YOUR TASK: Locate the word "each" in the entries below, then gather every line that holds it.

Stored entries:
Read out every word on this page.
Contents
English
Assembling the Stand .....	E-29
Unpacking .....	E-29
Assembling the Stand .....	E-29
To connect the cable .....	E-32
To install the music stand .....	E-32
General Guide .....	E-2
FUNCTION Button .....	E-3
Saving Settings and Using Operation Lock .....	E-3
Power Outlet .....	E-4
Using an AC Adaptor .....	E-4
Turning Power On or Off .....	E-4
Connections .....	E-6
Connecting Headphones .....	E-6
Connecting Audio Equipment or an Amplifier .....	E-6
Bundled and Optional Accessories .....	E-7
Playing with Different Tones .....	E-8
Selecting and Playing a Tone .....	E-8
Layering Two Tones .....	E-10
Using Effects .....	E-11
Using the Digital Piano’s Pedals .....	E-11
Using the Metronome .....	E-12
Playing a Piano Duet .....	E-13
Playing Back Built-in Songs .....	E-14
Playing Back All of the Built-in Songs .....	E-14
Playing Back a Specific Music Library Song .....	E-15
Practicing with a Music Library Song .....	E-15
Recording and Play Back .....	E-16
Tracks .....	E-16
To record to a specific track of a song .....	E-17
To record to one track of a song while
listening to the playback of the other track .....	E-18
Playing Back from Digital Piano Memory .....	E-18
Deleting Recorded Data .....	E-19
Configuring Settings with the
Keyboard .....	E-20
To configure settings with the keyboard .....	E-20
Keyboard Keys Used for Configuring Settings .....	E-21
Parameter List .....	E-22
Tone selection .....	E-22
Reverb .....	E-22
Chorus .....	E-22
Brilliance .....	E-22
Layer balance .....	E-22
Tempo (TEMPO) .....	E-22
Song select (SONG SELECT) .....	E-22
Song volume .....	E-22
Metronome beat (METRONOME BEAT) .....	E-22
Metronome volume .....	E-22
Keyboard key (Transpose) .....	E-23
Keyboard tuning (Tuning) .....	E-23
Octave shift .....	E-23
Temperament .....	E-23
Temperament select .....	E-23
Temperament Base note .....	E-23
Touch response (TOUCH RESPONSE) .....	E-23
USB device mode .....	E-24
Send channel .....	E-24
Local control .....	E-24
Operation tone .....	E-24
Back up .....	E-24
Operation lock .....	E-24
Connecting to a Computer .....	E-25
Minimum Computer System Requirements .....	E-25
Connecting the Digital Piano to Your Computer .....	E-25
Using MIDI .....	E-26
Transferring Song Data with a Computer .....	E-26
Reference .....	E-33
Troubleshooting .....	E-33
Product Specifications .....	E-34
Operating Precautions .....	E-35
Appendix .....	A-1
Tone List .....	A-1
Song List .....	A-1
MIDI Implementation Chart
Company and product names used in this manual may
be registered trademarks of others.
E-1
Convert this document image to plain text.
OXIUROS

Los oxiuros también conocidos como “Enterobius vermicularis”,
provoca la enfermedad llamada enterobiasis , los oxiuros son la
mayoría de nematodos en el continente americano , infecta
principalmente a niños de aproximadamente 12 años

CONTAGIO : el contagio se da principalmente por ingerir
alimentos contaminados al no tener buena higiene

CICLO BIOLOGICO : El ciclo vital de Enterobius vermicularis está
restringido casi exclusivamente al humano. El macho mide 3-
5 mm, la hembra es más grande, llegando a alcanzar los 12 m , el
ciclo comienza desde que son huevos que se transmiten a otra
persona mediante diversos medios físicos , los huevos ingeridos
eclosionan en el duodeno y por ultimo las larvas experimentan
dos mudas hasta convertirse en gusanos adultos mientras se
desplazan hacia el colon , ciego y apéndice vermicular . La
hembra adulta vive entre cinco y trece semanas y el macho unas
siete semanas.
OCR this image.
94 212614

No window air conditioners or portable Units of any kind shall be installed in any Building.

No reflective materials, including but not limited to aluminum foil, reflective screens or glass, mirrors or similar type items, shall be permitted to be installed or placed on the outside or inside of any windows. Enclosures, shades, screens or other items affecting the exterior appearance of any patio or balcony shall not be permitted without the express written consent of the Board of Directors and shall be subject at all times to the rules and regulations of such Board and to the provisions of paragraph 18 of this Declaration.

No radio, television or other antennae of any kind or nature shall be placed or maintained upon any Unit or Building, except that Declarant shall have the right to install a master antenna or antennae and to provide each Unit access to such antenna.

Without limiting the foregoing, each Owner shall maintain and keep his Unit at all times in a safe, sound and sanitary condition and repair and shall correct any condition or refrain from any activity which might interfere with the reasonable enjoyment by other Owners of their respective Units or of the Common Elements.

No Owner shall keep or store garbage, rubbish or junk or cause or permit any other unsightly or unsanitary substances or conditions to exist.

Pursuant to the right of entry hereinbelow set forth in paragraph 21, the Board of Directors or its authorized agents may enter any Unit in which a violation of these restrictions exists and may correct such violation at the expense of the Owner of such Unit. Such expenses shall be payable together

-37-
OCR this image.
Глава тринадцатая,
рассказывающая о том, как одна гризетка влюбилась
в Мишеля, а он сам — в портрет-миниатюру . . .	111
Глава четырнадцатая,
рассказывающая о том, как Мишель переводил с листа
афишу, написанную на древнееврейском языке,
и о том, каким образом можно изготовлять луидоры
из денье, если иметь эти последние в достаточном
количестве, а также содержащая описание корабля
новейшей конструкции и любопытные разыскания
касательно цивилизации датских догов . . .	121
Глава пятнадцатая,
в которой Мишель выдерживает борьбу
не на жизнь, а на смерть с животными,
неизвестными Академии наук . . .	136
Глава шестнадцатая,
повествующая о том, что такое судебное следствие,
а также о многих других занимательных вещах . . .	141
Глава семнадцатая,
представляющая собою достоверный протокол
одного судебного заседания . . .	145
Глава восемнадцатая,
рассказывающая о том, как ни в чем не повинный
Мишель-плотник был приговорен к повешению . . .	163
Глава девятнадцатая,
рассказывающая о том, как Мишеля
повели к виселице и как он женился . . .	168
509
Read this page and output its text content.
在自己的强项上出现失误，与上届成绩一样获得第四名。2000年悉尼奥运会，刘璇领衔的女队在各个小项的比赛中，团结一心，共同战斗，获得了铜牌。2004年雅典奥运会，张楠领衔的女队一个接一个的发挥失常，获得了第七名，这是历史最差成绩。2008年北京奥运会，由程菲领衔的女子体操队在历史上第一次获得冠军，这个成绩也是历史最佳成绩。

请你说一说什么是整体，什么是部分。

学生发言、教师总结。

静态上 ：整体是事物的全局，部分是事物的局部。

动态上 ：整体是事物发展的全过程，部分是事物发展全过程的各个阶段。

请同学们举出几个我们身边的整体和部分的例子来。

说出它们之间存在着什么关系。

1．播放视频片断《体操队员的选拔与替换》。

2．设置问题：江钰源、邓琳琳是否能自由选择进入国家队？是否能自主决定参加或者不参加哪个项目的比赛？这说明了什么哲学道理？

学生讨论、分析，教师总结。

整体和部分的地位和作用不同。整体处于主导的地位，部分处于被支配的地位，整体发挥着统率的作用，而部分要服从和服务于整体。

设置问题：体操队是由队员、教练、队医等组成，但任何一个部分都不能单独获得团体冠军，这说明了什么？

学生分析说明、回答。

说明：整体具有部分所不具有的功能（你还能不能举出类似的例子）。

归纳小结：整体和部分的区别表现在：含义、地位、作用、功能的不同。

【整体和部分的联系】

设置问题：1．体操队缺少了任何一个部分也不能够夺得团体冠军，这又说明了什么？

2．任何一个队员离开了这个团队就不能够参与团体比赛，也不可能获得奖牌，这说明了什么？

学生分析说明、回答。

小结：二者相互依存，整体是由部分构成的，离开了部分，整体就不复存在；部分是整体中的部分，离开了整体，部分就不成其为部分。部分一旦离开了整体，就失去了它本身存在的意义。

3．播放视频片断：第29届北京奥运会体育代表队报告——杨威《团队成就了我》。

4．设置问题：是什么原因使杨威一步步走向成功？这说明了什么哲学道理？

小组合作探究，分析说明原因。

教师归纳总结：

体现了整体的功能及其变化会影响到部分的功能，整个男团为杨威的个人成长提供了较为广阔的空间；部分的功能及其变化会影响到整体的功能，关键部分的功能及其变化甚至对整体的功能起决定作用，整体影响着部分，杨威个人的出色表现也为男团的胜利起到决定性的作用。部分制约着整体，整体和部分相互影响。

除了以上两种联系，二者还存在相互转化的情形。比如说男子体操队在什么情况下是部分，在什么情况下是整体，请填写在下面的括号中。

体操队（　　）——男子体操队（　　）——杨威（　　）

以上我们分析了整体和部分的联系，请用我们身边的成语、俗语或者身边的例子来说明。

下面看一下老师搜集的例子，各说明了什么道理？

EXPECTED OUTPUT:
No radio, television or other antennae of any kind or nature shall be placed or maintained upon any Unit or Building, except that Declarant shall have the right to install a master antenna or antennae and to provide each Unit access to such antenna.
Without limiting the foregoing, each Owner shall maintain and keep his Unit at all times in a safe, sound and sanitary condition and repair and shall correct any condition or refrain from any activity which might interfere with the reasonable enjoyment by other Owners of their respective Units or of the Common Elements.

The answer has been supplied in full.